**Problem statement**
Return each line holding the string "JSON".
--------------------------------------------------
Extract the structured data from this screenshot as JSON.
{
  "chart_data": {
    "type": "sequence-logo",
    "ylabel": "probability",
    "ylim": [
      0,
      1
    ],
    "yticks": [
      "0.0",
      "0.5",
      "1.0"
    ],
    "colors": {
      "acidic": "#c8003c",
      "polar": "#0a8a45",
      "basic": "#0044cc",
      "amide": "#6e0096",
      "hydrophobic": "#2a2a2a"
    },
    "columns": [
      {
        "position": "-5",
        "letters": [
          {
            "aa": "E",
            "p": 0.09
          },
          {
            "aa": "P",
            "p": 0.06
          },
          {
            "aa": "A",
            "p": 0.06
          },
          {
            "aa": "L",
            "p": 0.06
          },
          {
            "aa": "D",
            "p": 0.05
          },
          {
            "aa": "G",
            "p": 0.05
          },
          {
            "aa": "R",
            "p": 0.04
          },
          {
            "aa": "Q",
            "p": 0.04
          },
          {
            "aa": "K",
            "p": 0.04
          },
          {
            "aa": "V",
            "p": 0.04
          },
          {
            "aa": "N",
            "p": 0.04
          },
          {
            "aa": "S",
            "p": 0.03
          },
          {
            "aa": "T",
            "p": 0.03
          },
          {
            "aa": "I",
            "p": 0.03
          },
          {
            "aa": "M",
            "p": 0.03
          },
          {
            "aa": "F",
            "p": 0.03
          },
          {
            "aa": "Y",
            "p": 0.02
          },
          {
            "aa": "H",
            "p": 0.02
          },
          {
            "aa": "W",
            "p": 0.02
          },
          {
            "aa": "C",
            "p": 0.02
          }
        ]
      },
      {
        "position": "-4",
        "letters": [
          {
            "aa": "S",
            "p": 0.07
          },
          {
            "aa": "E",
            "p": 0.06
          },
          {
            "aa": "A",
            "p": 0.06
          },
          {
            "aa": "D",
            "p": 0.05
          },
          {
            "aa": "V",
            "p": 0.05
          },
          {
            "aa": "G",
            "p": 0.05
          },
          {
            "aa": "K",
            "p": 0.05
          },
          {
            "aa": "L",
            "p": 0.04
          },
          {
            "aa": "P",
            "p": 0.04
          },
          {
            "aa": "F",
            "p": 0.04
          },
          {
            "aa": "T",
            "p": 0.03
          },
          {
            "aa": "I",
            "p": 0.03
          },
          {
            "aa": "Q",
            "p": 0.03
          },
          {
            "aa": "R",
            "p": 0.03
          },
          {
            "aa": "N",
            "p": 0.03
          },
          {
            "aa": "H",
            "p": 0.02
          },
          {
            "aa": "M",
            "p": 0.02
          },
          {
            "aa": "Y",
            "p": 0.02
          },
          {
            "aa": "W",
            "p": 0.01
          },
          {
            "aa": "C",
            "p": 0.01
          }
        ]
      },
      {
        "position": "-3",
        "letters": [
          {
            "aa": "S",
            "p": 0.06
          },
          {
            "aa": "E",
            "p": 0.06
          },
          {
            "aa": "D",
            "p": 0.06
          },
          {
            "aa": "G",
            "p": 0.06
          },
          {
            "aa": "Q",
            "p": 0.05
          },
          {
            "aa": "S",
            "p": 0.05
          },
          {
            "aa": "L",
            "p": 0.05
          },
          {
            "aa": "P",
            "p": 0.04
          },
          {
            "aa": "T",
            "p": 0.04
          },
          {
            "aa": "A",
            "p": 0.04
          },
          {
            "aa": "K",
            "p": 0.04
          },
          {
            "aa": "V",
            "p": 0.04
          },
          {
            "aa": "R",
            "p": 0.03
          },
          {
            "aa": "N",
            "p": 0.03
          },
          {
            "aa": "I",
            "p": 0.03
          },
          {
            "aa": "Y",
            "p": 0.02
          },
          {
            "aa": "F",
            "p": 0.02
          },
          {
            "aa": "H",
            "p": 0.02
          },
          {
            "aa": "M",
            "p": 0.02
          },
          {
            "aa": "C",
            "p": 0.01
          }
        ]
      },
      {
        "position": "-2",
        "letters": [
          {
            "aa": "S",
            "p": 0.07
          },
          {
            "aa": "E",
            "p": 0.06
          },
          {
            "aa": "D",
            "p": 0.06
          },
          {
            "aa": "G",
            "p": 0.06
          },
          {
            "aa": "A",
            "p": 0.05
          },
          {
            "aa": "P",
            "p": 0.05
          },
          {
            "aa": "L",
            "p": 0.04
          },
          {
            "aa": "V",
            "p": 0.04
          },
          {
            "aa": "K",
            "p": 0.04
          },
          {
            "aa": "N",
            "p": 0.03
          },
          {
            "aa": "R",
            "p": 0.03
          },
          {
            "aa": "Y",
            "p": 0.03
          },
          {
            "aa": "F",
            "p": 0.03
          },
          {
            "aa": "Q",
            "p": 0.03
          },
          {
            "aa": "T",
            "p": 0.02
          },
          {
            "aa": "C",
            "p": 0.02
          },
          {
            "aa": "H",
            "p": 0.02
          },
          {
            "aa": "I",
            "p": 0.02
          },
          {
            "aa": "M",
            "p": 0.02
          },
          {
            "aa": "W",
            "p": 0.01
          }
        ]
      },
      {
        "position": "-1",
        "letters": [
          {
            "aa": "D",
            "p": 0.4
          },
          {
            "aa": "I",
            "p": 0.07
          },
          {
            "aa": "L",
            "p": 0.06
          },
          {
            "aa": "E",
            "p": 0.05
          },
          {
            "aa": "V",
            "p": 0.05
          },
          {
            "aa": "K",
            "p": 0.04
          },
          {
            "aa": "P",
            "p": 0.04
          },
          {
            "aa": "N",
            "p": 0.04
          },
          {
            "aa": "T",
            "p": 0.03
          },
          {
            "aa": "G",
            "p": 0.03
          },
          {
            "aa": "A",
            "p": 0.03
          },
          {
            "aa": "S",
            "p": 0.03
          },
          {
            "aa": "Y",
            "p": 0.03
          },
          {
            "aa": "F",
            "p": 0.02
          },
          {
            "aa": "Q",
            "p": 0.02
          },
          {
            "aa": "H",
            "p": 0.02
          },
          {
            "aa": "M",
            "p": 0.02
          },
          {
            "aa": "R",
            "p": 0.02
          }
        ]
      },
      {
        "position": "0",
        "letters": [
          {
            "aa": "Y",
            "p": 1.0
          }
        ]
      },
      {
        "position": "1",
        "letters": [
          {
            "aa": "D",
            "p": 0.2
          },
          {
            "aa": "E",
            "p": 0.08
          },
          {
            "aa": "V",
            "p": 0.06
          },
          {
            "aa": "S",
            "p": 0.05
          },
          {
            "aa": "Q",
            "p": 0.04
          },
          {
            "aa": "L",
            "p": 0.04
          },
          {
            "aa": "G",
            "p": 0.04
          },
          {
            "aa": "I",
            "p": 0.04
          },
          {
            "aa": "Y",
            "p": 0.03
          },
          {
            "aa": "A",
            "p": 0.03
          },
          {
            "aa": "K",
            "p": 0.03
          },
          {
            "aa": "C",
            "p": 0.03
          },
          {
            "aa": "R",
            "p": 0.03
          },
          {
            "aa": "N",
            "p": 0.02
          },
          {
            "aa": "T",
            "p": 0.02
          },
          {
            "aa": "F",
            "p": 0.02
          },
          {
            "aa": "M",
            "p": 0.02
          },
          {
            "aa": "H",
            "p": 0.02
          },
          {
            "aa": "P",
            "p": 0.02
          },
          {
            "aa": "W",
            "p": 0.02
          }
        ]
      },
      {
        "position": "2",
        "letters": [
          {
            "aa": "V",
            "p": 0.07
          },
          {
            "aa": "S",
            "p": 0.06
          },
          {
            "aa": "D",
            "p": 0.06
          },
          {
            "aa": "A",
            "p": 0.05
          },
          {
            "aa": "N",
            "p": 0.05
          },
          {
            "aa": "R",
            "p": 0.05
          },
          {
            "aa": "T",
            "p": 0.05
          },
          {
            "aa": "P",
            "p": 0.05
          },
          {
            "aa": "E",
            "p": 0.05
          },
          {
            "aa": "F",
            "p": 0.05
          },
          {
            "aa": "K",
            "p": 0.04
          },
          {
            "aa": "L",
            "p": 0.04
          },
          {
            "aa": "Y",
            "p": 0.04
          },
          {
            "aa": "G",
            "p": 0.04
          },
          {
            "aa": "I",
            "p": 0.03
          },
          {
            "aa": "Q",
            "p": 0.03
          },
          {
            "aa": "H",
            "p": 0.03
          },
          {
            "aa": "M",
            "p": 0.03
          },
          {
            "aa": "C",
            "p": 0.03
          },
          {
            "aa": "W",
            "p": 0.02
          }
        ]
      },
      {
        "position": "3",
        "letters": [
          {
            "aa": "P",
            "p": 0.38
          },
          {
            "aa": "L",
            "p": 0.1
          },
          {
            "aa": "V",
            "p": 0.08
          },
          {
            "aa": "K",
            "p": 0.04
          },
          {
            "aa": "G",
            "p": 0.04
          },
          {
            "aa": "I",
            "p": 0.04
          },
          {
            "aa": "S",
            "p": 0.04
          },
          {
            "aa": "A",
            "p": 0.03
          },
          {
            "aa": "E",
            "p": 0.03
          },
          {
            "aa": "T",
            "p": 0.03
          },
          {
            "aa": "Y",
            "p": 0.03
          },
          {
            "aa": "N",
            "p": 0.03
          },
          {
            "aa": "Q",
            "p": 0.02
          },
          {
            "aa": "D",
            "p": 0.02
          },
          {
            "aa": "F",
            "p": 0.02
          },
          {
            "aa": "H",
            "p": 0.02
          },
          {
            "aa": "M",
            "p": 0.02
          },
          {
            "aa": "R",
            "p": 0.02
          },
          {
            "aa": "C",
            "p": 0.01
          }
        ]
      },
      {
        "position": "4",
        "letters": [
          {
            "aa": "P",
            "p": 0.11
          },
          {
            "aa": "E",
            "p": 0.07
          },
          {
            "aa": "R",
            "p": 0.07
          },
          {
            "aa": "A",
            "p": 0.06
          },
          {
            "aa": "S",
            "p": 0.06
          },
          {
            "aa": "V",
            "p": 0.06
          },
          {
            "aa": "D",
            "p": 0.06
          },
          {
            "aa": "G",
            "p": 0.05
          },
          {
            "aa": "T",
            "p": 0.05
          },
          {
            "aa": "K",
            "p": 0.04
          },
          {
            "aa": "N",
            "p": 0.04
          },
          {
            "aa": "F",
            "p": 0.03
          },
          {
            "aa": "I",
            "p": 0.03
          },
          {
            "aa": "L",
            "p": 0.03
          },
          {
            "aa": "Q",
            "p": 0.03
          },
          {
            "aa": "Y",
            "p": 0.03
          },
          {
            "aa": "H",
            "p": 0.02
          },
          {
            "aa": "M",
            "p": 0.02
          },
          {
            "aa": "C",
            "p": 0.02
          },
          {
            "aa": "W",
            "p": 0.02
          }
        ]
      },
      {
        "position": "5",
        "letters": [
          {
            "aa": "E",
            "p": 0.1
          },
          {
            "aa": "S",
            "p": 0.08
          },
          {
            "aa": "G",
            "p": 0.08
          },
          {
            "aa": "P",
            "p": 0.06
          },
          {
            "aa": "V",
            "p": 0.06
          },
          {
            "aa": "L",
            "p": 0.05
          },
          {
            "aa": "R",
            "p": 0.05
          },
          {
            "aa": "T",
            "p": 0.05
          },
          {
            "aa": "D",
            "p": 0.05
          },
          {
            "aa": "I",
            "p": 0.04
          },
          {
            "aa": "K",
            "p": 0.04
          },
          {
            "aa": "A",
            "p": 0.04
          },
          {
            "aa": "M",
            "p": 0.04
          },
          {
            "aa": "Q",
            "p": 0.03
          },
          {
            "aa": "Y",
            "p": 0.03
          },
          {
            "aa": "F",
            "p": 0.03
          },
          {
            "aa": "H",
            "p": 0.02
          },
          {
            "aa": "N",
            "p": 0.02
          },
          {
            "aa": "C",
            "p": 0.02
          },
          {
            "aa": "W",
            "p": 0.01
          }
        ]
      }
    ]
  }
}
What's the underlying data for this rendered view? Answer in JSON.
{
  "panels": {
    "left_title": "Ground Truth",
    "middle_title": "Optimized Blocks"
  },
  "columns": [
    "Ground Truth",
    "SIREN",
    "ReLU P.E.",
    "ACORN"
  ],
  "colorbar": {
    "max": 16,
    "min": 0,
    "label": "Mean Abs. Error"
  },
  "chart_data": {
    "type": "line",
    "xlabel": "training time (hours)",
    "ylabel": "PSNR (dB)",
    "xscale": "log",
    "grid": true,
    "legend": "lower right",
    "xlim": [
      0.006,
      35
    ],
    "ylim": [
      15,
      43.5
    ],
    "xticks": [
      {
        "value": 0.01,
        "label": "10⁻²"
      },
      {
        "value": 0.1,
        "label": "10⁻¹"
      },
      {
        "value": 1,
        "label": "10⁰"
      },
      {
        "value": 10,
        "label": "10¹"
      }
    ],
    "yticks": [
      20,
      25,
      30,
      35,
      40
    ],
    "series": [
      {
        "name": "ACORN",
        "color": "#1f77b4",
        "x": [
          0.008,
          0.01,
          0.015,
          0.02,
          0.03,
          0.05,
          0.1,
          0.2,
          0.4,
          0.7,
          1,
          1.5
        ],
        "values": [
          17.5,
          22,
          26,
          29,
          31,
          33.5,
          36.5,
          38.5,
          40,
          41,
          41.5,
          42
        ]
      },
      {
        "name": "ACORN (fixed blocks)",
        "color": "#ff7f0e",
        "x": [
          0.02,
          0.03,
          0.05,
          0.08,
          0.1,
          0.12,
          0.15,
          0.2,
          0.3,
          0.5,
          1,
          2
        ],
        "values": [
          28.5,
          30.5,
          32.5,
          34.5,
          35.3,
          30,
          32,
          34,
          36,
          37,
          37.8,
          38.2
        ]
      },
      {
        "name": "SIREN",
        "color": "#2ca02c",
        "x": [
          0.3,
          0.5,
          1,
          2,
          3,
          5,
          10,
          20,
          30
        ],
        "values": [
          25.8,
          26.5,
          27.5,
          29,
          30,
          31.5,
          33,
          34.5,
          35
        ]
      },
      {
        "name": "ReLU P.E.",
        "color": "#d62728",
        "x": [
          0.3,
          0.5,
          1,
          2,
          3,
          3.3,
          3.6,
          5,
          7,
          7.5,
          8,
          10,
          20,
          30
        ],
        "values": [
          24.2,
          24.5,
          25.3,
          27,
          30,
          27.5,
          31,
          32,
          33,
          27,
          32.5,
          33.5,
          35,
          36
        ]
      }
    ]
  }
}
--------------------------------------------------
**Result below**
Extract the structured data from this screenshot as JSON.
What's the underlying data for this rendered view? Answer in JSON.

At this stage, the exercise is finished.